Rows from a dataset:
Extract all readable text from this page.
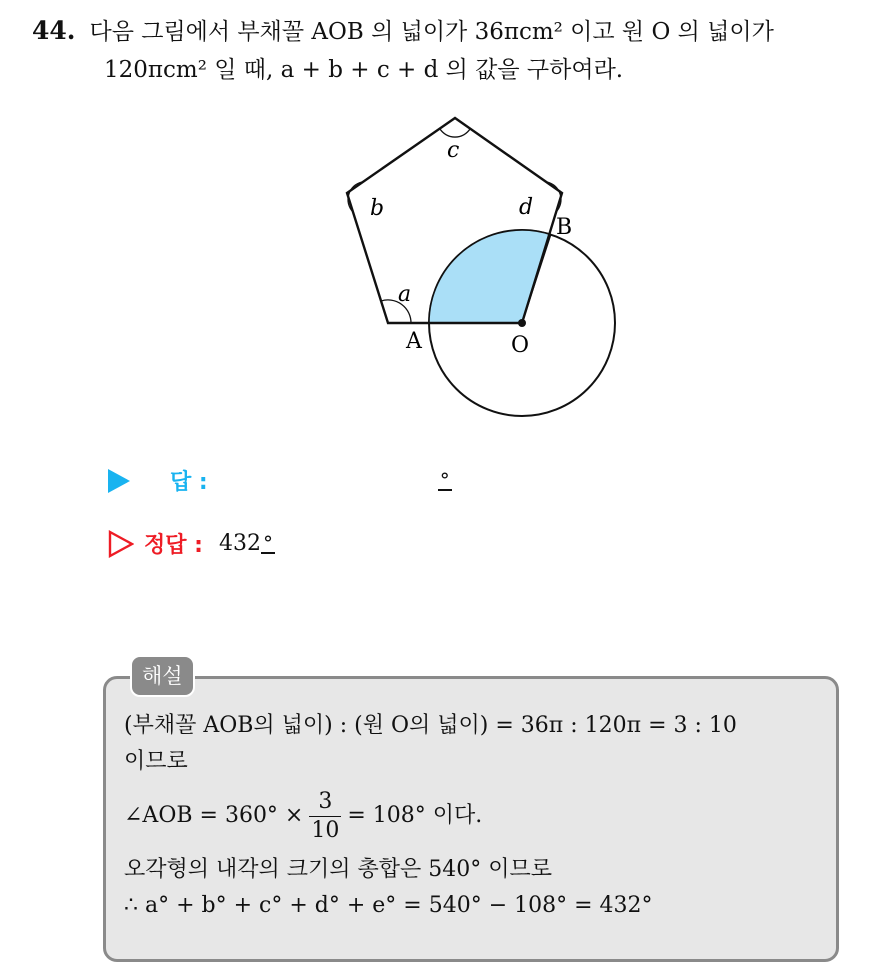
44. 다음 그림에서 부채꼴 AOB 의 넓이가 36πcm² 이고 원 O 의 넓이가
120πcm² 일 때, a + b + c + d 의 값을 구하여라.
a
b
c
d
A
B
O
답 :	°
정답 : 432 °
해설
(부채꼴 AOB의 넓이) : (원 O의 넓이) = 36π : 120π = 3 : 10
이므로
∠AOB = $360^\circ \times \frac{3}{10} = 108^\circ$ 이다.
오각형의 내각의 크기의 총합은 540° 이므로
∴ a° + b° + c° + d° + e° = 540° − 108° = 432°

[PROBLEM DETAILS] Reproduce the data verbatim. Do not carry any picture into the copy.

[TASK SOLUTION]
Extract all readable text from this page.
44. 다음 그림에서 부채꼴 AOB 의 넓이가 36πcm² 이고 원 O 의 넓이가
120πcm² 일 때, a + b + c + d 의 값을 구하여라.
a
b
c
d
A
B
O
답 :	°
정답 : 432 °
해설
(부채꼴 AOB의 넓이) : (원 O의 넓이) = 36π : 120π = 3 : 10
이므로
∠AOB = $360^\circ \times \frac{3}{10} = 108^\circ$ 이다.
오각형의 내각의 크기의 총합은 540° 이므로
∴ a° + b° + c° + d° + e° = 540° − 108° = 432°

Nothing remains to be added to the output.